Data extracted from a collection
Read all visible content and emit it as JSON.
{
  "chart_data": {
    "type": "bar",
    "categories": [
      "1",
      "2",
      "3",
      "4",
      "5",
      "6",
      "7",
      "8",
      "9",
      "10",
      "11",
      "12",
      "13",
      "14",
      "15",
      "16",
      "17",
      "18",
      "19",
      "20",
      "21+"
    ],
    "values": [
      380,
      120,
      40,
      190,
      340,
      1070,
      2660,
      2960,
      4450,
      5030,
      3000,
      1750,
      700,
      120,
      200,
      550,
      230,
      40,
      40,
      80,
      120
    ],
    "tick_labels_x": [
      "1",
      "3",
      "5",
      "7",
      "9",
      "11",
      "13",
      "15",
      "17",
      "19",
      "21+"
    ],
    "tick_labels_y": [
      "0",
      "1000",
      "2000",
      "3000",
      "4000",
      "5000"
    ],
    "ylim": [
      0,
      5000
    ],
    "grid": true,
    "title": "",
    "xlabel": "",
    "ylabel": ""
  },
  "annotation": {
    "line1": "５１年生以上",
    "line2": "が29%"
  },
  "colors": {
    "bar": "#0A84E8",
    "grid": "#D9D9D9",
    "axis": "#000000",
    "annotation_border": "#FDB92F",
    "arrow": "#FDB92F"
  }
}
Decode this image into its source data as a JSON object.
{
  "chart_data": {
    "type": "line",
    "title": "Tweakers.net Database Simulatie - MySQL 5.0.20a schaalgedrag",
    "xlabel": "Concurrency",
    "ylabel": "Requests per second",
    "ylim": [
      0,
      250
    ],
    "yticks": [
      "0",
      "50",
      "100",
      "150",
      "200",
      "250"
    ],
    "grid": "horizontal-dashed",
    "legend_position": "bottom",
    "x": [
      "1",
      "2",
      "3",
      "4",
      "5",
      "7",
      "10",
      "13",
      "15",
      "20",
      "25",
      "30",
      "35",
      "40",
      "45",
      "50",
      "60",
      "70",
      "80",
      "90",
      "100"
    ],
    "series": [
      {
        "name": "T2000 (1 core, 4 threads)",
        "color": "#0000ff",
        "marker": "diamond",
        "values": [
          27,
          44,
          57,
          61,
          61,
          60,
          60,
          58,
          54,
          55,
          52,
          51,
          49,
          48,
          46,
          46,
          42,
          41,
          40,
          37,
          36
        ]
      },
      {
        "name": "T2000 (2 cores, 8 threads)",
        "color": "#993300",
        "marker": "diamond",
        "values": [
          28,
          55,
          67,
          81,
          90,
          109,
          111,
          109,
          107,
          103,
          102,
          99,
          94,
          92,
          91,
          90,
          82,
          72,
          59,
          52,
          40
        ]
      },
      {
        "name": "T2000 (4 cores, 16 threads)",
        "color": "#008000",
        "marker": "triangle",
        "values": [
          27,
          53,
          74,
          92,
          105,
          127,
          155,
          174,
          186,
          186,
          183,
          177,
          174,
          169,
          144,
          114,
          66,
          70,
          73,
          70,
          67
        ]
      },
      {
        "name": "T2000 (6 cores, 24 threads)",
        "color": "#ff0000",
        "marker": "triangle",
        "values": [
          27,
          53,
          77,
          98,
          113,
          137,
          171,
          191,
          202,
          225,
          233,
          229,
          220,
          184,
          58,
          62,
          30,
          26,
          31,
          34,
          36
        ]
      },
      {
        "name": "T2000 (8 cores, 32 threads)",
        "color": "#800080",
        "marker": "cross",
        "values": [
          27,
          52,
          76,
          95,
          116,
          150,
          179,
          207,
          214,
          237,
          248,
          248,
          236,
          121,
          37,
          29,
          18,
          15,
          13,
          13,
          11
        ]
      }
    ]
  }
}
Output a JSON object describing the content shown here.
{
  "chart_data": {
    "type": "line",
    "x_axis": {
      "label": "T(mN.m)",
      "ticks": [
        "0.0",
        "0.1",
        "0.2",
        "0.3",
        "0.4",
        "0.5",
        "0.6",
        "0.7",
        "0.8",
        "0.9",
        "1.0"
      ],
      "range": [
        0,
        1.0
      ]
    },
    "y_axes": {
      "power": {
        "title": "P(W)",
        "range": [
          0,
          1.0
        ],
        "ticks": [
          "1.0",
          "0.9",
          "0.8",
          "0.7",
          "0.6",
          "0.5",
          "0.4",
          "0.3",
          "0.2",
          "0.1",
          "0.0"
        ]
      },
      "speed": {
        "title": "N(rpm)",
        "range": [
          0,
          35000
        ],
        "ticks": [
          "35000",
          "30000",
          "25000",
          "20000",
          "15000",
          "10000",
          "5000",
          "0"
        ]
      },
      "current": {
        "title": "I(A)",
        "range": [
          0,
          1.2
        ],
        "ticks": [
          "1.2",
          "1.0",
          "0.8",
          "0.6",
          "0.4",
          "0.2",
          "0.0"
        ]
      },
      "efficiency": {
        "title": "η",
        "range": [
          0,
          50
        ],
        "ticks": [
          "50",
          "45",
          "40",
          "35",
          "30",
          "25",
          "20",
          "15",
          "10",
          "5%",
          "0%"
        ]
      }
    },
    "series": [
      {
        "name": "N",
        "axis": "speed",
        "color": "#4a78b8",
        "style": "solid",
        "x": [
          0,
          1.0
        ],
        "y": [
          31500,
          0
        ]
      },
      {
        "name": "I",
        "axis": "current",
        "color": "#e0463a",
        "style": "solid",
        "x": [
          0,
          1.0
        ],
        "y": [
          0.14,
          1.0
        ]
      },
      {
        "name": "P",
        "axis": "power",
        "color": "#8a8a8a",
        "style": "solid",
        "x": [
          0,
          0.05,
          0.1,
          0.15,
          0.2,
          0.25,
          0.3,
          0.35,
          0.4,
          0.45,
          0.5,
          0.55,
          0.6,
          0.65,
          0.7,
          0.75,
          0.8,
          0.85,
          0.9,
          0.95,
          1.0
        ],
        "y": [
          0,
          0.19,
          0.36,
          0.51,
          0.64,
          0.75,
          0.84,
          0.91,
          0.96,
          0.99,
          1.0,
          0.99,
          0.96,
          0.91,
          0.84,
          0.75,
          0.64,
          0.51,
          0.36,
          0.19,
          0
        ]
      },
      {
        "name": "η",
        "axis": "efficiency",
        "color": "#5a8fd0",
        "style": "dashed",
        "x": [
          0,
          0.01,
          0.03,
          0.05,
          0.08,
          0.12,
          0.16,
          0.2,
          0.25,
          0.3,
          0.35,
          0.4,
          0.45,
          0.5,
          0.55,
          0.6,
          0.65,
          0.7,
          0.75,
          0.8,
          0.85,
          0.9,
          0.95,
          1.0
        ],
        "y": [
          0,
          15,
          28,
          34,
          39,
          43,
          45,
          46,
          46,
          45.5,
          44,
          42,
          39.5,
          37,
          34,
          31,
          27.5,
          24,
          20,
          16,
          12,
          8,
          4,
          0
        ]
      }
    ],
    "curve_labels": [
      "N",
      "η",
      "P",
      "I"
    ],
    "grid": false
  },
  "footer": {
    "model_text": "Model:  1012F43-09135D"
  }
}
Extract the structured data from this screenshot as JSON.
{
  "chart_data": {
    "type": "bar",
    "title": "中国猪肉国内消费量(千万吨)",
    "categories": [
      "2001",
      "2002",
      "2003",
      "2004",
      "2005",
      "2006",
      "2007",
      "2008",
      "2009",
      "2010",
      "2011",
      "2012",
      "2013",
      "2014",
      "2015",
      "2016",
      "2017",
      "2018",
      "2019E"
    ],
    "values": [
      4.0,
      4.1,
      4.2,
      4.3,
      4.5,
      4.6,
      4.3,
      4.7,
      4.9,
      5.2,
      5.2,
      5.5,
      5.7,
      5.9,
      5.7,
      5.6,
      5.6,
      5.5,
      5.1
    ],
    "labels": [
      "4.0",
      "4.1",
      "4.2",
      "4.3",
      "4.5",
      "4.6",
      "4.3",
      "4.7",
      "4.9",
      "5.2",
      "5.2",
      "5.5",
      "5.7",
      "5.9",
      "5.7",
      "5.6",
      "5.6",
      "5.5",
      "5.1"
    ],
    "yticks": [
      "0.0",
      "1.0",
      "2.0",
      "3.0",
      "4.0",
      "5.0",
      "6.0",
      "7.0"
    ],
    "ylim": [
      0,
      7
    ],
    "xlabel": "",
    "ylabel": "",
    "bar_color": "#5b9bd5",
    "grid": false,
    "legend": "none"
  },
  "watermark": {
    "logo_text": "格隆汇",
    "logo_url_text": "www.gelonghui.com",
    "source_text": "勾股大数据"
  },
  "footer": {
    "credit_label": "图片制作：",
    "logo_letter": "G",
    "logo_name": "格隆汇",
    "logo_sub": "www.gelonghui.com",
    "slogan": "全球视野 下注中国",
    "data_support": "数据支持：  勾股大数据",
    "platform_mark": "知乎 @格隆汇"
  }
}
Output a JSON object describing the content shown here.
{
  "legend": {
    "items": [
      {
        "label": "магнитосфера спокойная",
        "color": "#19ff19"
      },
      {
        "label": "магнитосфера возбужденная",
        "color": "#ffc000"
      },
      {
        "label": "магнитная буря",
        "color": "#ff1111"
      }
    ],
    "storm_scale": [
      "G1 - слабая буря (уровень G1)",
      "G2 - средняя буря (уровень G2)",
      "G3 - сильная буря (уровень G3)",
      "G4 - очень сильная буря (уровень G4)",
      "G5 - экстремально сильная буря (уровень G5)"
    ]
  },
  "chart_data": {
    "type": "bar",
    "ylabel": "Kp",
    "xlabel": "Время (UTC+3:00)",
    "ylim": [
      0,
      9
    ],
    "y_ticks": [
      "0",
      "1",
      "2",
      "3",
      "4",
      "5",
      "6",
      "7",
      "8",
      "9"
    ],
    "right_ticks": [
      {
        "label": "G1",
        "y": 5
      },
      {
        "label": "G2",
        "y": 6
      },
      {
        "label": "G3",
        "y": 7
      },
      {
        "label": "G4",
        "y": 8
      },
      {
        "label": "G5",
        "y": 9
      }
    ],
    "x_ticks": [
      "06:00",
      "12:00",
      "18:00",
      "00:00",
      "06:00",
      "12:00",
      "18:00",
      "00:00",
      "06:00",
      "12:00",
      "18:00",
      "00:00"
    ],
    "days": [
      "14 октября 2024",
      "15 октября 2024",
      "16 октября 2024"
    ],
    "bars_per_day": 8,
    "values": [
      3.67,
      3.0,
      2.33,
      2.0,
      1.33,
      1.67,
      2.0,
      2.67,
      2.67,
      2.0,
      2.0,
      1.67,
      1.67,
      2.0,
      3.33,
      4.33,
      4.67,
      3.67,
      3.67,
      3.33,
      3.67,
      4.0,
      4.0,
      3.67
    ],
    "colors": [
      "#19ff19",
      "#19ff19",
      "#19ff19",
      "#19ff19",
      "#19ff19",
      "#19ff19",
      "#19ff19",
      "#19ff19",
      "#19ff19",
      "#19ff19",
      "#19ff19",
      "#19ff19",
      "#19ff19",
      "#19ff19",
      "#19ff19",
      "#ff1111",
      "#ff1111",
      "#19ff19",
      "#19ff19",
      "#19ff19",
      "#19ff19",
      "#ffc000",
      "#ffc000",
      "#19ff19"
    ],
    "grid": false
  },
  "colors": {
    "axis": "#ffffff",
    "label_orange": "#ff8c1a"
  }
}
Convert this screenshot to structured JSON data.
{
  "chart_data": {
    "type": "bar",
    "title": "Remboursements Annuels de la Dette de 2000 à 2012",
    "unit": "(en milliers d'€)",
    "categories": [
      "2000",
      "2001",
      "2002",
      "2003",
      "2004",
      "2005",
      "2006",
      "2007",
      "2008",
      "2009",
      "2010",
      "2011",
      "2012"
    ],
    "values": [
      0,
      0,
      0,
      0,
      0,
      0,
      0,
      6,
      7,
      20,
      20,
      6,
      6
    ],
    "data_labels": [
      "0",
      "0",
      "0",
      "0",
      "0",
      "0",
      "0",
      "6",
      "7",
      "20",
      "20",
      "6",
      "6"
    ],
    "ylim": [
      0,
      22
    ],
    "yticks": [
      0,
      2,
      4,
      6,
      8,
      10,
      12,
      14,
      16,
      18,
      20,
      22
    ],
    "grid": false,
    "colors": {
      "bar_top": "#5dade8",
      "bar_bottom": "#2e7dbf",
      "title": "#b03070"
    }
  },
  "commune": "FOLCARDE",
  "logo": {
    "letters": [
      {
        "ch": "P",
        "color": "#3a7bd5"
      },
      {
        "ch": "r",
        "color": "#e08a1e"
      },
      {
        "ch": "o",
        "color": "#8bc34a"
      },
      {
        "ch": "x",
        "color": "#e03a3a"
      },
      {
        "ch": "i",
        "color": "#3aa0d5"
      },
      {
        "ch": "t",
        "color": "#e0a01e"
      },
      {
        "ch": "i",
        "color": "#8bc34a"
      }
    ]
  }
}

STATED PROBLEM
Find the string "dashed" in the records, then copy each line where it occurs.

OUTPUT FOR THIS TASK
    "grid": "horizontal-dashed",
        "style": "dashed",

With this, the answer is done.